___ Records for the task
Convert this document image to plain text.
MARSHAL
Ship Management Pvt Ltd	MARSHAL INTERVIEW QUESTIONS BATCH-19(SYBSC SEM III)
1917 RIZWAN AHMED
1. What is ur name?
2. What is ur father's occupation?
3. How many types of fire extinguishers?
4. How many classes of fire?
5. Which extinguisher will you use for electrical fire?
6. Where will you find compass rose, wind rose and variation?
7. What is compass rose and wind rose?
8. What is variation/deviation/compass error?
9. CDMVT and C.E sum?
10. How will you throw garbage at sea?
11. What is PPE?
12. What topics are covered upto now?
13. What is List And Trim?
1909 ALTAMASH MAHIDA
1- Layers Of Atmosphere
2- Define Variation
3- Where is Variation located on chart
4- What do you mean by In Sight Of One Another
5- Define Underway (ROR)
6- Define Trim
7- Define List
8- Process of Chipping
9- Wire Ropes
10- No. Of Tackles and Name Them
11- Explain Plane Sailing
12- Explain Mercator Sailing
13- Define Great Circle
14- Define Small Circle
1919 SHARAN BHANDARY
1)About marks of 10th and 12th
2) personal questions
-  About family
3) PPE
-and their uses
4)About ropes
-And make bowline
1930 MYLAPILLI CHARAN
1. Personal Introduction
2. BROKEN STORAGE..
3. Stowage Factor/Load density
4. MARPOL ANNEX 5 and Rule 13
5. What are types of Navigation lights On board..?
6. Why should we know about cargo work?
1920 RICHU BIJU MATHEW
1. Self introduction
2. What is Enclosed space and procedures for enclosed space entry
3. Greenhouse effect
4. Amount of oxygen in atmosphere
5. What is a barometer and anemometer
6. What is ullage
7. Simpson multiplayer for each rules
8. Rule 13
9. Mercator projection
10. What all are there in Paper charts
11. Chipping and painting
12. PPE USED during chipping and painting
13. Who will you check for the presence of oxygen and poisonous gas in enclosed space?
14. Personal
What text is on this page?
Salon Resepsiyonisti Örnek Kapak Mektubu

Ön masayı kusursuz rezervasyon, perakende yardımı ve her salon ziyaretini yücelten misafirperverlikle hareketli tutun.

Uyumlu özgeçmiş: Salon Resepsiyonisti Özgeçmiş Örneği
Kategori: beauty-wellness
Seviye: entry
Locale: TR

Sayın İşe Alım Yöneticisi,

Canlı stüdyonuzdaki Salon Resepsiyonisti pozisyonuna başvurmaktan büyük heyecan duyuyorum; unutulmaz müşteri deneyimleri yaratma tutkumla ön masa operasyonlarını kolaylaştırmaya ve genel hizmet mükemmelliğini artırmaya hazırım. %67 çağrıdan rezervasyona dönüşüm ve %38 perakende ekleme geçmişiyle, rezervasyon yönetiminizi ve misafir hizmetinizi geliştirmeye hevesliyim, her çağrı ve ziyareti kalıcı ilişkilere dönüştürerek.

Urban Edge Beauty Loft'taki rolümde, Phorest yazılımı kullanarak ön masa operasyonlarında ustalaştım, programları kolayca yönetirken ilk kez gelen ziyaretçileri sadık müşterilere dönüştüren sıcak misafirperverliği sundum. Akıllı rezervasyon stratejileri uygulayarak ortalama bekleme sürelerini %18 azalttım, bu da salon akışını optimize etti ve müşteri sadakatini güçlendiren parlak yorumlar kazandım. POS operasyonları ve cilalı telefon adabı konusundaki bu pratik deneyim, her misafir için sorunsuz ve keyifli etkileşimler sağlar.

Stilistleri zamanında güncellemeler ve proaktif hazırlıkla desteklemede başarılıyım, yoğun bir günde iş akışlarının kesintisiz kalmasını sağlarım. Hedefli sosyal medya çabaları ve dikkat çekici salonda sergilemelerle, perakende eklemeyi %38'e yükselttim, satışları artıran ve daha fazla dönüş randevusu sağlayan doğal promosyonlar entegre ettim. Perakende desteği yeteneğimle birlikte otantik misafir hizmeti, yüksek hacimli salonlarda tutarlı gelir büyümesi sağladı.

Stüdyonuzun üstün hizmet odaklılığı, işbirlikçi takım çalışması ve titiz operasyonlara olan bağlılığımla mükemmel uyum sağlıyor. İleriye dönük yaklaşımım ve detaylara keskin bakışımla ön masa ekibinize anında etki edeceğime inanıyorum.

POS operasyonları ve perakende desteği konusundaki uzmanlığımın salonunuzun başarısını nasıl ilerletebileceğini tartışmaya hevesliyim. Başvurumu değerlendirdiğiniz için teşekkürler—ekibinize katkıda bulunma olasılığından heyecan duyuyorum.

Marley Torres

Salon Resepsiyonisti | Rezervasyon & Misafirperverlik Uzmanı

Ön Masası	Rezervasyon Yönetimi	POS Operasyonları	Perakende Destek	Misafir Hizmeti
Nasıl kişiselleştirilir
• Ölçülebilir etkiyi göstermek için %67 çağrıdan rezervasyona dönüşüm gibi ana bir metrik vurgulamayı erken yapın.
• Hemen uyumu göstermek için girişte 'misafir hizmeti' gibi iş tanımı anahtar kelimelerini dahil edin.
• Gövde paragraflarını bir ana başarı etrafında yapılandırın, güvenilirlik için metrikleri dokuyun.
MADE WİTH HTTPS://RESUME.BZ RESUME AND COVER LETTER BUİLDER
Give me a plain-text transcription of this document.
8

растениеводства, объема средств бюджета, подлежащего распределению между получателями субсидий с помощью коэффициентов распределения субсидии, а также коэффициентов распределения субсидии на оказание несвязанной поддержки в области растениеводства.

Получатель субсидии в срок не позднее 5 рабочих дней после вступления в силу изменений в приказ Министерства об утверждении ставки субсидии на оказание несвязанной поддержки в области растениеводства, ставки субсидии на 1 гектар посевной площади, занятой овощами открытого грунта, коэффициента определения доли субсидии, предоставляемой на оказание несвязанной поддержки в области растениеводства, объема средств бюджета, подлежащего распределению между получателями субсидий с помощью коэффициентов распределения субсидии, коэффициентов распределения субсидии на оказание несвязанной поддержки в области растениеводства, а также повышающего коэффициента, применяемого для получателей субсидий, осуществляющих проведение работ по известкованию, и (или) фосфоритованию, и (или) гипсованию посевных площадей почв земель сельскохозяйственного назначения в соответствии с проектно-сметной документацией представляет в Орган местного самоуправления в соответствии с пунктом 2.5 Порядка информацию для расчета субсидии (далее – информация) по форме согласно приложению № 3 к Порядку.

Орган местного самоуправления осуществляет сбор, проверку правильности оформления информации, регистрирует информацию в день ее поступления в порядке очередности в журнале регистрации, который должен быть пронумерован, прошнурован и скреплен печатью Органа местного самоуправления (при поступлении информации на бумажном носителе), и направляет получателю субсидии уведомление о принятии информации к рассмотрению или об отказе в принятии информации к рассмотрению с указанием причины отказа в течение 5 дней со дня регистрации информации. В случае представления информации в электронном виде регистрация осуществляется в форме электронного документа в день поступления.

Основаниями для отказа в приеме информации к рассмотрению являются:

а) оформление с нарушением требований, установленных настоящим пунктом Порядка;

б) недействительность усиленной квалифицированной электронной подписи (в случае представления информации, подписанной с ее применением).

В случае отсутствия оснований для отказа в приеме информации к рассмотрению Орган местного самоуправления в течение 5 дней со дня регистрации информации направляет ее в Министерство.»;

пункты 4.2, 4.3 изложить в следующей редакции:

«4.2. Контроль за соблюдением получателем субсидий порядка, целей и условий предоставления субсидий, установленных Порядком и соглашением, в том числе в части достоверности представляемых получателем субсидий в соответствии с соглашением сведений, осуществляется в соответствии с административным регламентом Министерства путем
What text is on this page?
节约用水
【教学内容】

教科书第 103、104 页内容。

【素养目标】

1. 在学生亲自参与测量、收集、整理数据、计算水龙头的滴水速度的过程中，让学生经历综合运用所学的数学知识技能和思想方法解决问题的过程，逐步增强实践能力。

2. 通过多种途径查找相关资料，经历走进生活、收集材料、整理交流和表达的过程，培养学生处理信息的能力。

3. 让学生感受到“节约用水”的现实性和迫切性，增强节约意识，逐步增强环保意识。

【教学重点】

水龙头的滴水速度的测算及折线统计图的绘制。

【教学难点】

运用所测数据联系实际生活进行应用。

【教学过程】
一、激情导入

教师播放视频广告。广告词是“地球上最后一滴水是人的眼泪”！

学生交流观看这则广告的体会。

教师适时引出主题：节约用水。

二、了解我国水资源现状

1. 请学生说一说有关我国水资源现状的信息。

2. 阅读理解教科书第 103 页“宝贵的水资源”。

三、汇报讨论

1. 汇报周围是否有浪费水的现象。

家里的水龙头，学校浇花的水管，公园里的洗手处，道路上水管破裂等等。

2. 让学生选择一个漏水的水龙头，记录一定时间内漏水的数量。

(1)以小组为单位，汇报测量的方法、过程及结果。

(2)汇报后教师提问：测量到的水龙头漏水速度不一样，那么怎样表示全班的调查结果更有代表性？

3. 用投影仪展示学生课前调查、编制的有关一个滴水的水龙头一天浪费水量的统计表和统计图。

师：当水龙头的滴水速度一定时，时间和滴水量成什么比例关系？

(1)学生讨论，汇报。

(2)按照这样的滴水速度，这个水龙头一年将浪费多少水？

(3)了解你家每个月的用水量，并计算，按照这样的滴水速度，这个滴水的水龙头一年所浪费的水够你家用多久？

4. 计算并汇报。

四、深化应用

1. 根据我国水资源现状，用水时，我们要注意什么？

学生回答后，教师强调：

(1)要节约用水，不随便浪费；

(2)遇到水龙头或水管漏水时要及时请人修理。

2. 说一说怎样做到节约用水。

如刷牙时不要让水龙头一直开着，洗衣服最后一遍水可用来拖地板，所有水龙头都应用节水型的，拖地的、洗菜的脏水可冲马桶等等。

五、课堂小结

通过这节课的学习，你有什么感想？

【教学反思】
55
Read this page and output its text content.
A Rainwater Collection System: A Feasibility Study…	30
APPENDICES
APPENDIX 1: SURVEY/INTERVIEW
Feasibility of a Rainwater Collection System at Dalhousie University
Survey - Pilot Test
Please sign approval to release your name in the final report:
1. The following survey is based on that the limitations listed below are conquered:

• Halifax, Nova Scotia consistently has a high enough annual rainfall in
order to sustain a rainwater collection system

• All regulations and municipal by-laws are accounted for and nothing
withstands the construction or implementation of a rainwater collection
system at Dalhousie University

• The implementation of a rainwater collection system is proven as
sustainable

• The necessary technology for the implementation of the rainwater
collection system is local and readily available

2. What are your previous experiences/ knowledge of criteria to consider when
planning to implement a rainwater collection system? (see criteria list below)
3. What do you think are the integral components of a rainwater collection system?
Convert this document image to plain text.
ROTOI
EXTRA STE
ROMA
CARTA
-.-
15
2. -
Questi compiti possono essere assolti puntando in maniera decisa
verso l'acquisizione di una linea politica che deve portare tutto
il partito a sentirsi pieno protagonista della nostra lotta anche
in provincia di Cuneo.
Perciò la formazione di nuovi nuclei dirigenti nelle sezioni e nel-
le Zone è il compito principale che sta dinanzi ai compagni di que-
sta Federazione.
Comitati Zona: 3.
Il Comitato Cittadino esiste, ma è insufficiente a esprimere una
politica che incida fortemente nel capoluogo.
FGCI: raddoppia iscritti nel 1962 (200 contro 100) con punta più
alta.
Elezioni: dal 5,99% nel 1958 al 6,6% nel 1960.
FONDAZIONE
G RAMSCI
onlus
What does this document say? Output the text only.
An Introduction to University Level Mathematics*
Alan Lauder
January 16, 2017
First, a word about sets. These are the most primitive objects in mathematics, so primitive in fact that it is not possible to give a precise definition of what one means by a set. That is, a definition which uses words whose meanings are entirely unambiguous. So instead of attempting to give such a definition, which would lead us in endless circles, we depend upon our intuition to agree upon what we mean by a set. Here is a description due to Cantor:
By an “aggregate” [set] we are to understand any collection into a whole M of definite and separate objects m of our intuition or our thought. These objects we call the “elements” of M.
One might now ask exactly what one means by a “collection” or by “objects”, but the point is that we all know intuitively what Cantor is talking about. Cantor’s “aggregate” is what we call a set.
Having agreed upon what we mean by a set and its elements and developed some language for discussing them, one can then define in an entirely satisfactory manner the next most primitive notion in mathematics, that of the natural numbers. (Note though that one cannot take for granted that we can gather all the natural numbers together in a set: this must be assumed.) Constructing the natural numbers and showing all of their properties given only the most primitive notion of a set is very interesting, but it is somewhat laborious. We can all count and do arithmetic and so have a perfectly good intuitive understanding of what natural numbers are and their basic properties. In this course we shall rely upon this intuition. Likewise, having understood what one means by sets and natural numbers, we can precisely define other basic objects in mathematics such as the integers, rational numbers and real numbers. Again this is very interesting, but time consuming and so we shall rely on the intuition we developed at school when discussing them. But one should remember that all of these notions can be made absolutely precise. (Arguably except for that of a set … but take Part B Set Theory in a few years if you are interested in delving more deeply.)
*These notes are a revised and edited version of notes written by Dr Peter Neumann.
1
______
What you will do: Identify all lines in the records above with the word "Explain".

Finished exercise:
11- Explain Plane Sailing
12- Explain Mercator Sailing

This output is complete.